(Stored records)
━━━

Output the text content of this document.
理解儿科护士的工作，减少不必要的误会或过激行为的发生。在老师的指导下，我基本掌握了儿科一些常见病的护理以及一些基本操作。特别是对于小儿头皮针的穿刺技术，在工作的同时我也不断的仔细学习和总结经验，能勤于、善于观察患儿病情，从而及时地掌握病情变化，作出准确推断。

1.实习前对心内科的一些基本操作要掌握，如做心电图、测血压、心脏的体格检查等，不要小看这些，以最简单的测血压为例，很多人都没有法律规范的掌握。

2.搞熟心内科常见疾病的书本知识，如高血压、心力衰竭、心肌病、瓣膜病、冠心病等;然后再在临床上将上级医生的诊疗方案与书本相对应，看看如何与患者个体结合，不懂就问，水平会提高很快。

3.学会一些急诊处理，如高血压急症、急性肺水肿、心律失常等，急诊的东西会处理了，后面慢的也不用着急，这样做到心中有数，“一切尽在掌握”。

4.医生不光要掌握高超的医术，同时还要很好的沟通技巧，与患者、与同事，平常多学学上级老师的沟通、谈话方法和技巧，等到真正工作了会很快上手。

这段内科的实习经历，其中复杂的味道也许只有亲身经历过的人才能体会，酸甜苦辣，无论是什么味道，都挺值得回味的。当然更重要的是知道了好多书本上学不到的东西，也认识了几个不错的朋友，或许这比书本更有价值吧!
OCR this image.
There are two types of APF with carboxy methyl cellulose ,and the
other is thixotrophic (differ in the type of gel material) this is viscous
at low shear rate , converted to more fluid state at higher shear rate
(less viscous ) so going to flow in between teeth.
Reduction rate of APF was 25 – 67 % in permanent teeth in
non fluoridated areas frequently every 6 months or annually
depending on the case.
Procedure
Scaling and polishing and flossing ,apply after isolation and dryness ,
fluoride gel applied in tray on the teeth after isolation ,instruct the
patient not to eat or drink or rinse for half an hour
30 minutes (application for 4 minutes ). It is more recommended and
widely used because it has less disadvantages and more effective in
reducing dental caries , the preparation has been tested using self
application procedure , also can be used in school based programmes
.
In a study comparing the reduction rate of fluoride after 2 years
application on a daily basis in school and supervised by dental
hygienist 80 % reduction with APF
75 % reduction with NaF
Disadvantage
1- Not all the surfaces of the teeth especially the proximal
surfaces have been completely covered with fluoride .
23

━━━

Do this
Write out the material from the first line to the last, exactly.

Complete output
Output the text content of this document.
理解儿科护士的工作，减少不必要的误会或过激行为的发生。在老师的指导下，我基本掌握了儿科一些常见病的护理以及一些基本操作。特别是对于小儿头皮针的穿刺技术，在工作的同时我也不断的仔细学习和总结经验，能勤于、善于观察患儿病情，从而及时地掌握病情变化，作出准确推断。

1.实习前对心内科的一些基本操作要掌握，如做心电图、测血压、心脏的体格检查等，不要小看这些，以最简单的测血压为例，很多人都没有法律规范的掌握。

2.搞熟心内科常见疾病的书本知识，如高血压、心力衰竭、心肌病、瓣膜病、冠心病等;然后再在临床上将上级医生的诊疗方案与书本相对应，看看如何与患者个体结合，不懂就问，水平会提高很快。

3.学会一些急诊处理，如高血压急症、急性肺水肿、心律失常等，急诊的东西会处理了，后面慢的也不用着急，这样做到心中有数，“一切尽在掌握”。

4.医生不光要掌握高超的医术，同时还要很好的沟通技巧，与患者、与同事，平常多学学上级老师的沟通、谈话方法和技巧，等到真正工作了会很快上手。

这段内科的实习经历，其中复杂的味道也许只有亲身经历过的人才能体会，酸甜苦辣，无论是什么味道，都挺值得回味的。当然更重要的是知道了好多书本上学不到的东西，也认识了几个不错的朋友，或许这比书本更有价值吧!
OCR this image.
There are two types of APF with carboxy methyl cellulose ,and the
other is thixotrophic (differ in the type of gel material) this is viscous
at low shear rate , converted to more fluid state at higher shear rate
(less viscous ) so going to flow in between teeth.
Reduction rate of APF was 25 – 67 % in permanent teeth in
non fluoridated areas frequently every 6 months or annually
depending on the case.
Procedure
Scaling and polishing and flossing ,apply after isolation and dryness ,
fluoride gel applied in tray on the teeth after isolation ,instruct the
patient not to eat or drink or rinse for half an hour
30 minutes (application for 4 minutes ). It is more recommended and
widely used because it has less disadvantages and more effective in
reducing dental caries , the preparation has been tested using self
application procedure , also can be used in school based programmes
.
In a study comparing the reduction rate of fluoride after 2 years
application on a daily basis in school and supervised by dental
hygienist 80 % reduction with APF
75 % reduction with NaF
Disadvantage
1- Not all the surfaces of the teeth especially the proximal
surfaces have been completely covered with fluoride .
23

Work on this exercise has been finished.